• TASK INPUT:

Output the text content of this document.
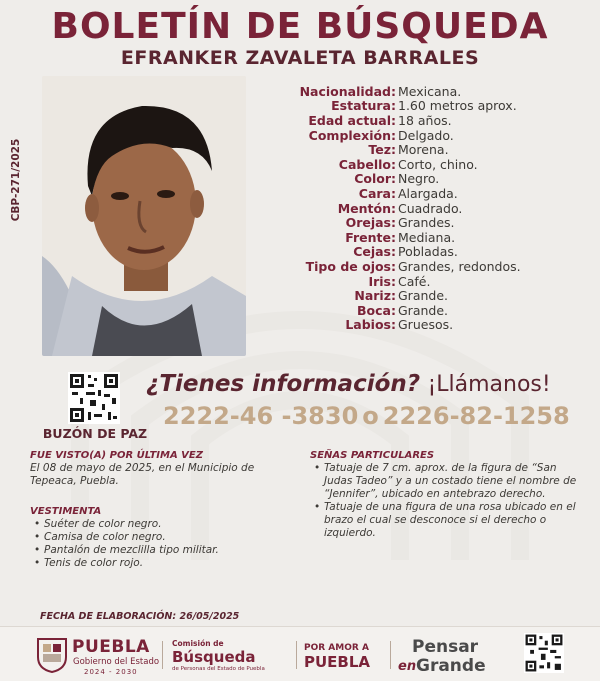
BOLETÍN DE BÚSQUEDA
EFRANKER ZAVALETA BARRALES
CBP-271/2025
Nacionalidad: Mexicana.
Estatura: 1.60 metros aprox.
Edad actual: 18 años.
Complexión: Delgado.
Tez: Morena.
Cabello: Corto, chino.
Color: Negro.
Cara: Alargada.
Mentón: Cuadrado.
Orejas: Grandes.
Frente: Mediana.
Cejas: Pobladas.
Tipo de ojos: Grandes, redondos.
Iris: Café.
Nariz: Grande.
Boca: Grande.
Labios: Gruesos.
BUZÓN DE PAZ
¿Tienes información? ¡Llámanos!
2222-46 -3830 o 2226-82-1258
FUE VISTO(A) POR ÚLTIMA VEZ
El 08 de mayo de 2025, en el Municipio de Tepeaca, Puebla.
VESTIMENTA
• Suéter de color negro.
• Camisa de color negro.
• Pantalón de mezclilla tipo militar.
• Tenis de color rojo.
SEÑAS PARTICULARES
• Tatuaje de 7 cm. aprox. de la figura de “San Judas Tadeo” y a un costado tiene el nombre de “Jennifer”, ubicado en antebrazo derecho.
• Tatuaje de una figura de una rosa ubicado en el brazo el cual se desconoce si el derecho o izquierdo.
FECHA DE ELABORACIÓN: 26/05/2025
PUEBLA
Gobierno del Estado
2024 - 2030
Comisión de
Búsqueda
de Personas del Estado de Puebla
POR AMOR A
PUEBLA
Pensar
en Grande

==

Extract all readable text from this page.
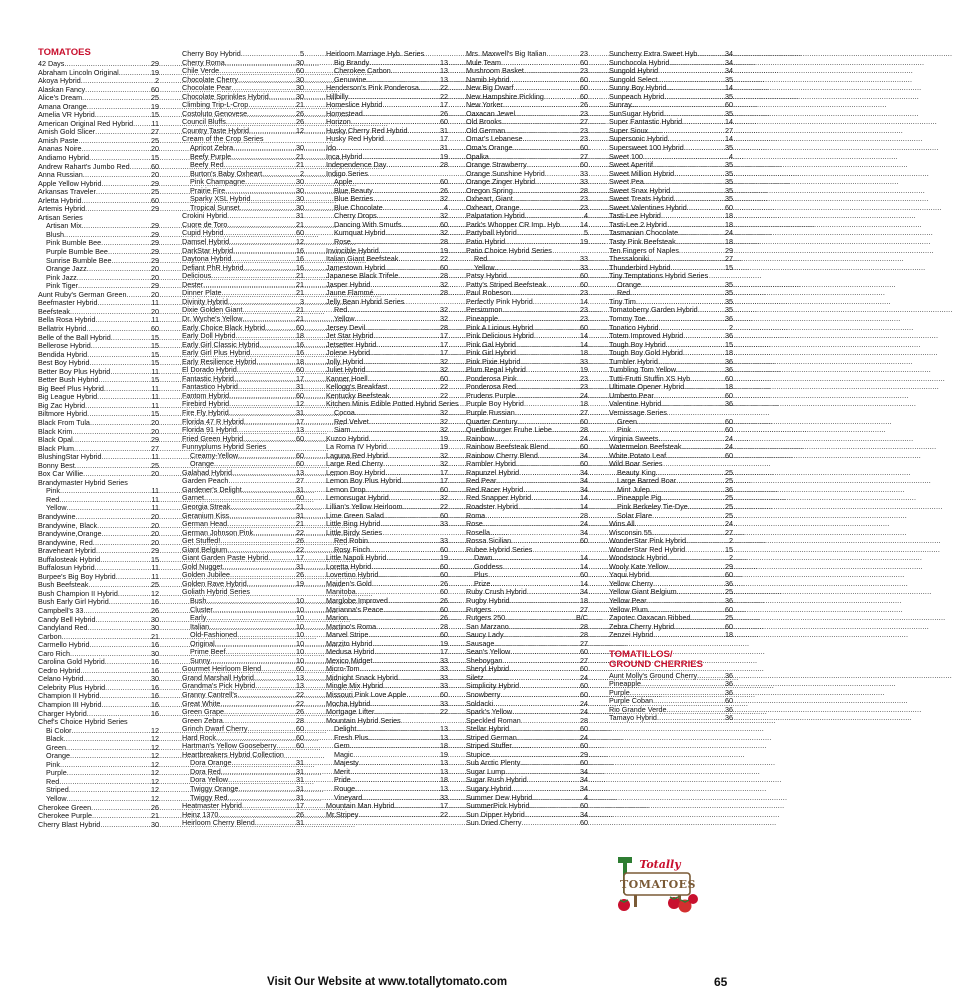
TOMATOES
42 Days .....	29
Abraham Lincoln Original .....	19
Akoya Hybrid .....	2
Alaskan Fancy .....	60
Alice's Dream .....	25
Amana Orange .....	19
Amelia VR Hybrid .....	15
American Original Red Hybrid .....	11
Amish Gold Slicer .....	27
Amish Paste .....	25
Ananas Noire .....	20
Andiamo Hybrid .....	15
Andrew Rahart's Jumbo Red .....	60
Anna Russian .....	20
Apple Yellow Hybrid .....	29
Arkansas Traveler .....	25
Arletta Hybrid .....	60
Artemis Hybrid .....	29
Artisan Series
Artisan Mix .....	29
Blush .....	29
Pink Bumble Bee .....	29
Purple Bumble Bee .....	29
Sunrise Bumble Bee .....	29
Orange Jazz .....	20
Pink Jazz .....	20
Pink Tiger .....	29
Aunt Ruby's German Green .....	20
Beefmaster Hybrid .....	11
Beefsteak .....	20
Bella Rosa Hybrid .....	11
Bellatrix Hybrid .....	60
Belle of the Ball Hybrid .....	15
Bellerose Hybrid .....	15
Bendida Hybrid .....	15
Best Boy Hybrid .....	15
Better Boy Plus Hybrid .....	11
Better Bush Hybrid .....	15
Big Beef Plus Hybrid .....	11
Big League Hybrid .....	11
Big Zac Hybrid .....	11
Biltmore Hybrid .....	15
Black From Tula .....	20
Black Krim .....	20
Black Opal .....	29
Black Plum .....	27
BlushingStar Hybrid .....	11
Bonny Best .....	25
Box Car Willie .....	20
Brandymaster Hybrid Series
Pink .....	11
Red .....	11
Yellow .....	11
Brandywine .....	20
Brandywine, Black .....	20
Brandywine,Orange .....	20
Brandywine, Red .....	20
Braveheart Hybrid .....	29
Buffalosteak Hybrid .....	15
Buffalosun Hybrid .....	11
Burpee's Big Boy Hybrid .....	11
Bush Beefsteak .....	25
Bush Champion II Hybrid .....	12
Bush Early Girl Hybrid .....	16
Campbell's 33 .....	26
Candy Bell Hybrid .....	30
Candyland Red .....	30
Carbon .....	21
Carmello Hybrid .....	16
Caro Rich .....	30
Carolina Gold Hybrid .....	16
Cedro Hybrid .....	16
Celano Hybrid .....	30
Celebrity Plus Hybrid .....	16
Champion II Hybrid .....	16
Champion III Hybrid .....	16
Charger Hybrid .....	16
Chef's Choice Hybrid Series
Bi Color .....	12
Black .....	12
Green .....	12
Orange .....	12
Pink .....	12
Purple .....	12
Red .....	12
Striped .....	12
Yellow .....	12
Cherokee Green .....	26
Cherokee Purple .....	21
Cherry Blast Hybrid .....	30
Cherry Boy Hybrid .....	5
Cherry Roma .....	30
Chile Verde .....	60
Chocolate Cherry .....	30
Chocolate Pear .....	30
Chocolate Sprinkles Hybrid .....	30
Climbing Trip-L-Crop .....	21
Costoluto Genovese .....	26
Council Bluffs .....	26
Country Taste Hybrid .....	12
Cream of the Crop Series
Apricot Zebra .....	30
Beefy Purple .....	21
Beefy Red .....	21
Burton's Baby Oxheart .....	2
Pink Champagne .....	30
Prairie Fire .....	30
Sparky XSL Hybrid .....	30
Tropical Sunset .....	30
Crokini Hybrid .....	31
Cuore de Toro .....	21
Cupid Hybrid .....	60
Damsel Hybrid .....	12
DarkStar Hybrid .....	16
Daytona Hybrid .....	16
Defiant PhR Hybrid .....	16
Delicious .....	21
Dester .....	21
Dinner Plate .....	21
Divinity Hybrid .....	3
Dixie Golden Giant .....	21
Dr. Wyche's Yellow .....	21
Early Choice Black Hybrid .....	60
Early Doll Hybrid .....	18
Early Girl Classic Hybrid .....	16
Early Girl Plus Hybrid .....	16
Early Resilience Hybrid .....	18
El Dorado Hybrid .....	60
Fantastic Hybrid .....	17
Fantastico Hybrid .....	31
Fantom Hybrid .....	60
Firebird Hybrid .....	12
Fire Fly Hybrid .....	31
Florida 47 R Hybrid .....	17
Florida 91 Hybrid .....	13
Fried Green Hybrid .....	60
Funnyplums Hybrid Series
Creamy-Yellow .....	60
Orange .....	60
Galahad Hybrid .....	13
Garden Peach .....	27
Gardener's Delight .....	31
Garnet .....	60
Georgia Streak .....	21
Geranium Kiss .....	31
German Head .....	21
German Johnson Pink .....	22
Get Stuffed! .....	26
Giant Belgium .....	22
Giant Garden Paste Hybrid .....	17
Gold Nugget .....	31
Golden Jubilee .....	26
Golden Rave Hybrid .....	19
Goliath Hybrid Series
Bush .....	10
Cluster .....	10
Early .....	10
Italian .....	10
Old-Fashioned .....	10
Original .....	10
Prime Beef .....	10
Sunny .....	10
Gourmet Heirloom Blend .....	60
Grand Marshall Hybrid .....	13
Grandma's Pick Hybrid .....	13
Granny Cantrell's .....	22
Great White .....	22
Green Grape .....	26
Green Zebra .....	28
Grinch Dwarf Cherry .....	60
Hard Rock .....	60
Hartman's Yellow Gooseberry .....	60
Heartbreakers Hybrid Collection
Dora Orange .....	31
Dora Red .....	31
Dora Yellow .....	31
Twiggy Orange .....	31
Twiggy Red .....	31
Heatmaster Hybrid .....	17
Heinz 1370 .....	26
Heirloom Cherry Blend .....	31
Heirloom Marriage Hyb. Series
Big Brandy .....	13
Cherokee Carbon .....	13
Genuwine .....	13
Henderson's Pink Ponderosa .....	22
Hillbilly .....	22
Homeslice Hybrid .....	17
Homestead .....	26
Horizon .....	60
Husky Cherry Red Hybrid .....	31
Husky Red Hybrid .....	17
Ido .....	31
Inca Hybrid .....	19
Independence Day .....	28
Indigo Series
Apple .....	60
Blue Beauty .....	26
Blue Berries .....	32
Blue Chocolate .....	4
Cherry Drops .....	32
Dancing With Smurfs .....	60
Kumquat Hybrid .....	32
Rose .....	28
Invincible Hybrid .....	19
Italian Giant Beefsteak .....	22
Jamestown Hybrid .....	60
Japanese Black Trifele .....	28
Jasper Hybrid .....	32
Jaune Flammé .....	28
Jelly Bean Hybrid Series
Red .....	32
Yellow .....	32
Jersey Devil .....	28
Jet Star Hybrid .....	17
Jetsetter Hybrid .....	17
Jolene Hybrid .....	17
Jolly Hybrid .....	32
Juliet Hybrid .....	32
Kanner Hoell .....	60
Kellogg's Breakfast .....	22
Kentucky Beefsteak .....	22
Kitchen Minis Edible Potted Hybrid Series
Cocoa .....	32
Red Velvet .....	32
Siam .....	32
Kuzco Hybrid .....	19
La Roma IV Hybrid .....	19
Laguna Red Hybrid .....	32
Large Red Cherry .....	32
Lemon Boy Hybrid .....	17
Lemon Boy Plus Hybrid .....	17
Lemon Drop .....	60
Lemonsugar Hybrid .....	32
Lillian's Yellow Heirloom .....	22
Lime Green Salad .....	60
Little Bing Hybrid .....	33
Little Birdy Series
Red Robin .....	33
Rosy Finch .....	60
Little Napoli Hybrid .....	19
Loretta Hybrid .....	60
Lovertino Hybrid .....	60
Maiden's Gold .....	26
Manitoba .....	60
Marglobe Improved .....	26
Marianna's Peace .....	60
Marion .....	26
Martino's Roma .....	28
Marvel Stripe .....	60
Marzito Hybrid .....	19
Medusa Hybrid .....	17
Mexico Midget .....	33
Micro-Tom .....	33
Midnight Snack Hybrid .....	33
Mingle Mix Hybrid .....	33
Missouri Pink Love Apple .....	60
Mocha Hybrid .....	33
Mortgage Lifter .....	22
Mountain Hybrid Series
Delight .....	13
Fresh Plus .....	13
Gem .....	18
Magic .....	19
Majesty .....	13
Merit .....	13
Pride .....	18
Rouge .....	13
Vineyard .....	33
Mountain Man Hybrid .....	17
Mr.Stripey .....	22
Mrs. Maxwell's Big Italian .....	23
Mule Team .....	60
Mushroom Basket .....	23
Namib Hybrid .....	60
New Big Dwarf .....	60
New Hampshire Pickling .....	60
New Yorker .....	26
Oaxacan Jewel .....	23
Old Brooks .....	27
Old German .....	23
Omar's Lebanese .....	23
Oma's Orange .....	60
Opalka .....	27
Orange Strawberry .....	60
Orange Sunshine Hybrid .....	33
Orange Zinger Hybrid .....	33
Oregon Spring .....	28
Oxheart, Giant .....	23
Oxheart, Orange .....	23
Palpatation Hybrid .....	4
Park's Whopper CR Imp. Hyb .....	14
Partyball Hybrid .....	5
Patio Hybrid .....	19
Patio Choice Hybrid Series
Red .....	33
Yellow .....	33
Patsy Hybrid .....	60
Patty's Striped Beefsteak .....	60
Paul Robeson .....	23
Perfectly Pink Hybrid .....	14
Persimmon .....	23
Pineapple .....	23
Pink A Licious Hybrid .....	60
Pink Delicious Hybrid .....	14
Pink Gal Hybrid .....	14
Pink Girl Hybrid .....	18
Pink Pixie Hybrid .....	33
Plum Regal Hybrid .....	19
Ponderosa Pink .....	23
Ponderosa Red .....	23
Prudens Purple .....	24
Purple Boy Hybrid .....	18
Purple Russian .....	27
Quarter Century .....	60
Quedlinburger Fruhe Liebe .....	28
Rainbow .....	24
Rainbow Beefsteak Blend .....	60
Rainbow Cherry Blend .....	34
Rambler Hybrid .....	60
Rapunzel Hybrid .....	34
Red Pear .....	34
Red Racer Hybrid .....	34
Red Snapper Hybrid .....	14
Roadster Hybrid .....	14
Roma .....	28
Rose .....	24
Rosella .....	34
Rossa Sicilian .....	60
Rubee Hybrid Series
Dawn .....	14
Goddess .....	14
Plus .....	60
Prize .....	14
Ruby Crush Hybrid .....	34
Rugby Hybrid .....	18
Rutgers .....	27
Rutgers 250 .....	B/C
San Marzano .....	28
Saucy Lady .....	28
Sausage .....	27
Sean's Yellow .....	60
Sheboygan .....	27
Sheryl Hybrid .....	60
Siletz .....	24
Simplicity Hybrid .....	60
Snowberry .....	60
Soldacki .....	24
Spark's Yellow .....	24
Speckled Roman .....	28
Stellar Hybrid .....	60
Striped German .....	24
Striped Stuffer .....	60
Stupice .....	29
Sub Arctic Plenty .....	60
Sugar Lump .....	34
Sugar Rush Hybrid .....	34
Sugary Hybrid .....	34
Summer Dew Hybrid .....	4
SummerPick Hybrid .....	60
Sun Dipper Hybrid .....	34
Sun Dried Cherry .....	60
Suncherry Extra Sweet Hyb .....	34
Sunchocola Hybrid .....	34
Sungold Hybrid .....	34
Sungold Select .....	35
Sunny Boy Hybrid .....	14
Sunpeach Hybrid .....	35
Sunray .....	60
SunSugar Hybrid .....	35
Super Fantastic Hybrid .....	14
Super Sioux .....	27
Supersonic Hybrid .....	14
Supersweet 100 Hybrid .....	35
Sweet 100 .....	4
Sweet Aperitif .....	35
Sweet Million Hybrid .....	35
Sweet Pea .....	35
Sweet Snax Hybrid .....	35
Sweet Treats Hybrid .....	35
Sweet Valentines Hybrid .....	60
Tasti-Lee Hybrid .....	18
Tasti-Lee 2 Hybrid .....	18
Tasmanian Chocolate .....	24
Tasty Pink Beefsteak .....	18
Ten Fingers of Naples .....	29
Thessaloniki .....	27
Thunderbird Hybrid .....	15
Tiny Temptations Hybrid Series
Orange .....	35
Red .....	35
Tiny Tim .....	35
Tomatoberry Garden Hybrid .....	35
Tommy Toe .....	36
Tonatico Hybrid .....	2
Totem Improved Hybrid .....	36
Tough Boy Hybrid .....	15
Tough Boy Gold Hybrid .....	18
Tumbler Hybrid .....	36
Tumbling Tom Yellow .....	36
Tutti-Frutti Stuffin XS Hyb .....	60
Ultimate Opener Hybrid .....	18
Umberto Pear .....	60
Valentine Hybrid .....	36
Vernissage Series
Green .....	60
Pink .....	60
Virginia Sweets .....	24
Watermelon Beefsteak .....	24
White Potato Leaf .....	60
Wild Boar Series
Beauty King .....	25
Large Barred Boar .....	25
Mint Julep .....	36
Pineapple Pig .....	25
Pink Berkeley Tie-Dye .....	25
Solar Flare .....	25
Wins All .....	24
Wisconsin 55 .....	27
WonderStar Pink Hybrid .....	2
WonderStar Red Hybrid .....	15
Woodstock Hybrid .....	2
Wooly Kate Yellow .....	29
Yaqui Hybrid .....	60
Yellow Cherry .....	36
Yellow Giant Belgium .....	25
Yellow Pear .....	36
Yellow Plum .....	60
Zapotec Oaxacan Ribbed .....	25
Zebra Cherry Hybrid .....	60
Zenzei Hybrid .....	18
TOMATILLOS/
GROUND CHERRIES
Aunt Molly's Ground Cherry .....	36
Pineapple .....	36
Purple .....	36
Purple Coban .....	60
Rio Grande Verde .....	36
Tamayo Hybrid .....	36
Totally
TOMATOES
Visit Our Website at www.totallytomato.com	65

...

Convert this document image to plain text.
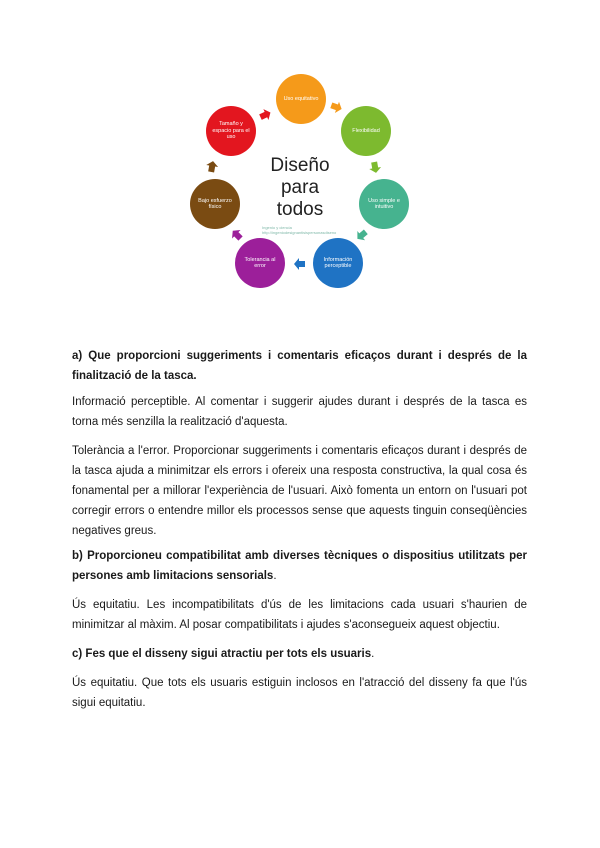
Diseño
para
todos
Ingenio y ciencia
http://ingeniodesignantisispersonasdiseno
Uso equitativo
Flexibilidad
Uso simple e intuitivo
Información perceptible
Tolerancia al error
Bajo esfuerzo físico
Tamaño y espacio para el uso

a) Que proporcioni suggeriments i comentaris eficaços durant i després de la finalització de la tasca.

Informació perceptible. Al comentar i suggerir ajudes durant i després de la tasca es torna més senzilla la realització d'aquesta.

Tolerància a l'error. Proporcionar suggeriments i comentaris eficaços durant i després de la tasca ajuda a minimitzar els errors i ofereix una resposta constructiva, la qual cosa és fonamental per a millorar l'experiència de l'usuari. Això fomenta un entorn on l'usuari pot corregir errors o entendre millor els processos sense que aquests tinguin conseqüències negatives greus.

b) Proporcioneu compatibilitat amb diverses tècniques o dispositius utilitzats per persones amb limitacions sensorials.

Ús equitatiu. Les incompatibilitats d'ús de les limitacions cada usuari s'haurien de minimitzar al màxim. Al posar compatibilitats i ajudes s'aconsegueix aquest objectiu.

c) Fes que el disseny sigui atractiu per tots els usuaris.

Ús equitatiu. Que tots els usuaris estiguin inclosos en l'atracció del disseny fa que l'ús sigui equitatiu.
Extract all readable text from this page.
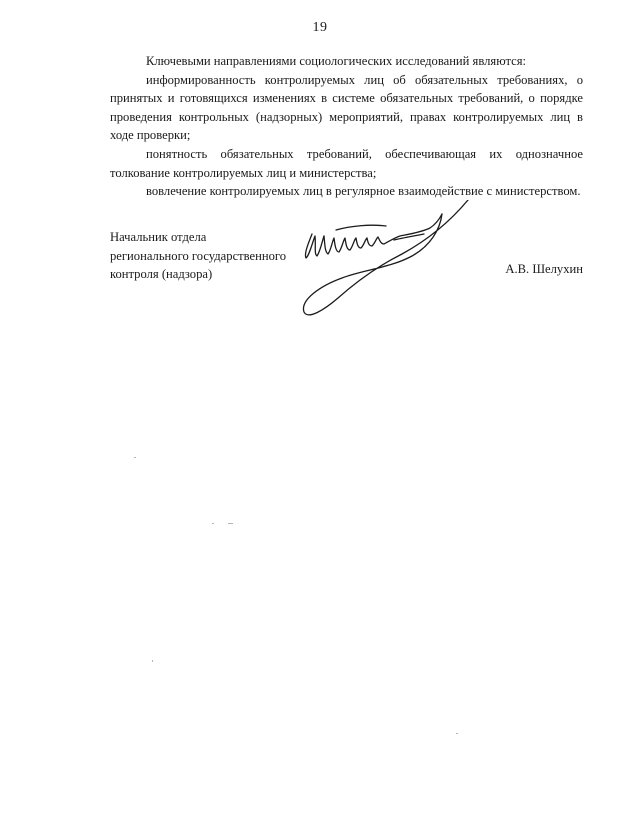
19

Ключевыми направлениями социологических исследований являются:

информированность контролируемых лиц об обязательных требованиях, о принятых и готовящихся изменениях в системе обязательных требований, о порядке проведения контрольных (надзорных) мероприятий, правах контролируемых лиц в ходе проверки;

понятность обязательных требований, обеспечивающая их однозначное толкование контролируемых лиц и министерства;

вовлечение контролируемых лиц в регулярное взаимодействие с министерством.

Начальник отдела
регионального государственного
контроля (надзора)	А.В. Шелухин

• WORK REQUIRED: What is the number of lines above that hold the string "Bush"? Answer with that number alone.

• ANSWER TO THIS PROBLEM: 5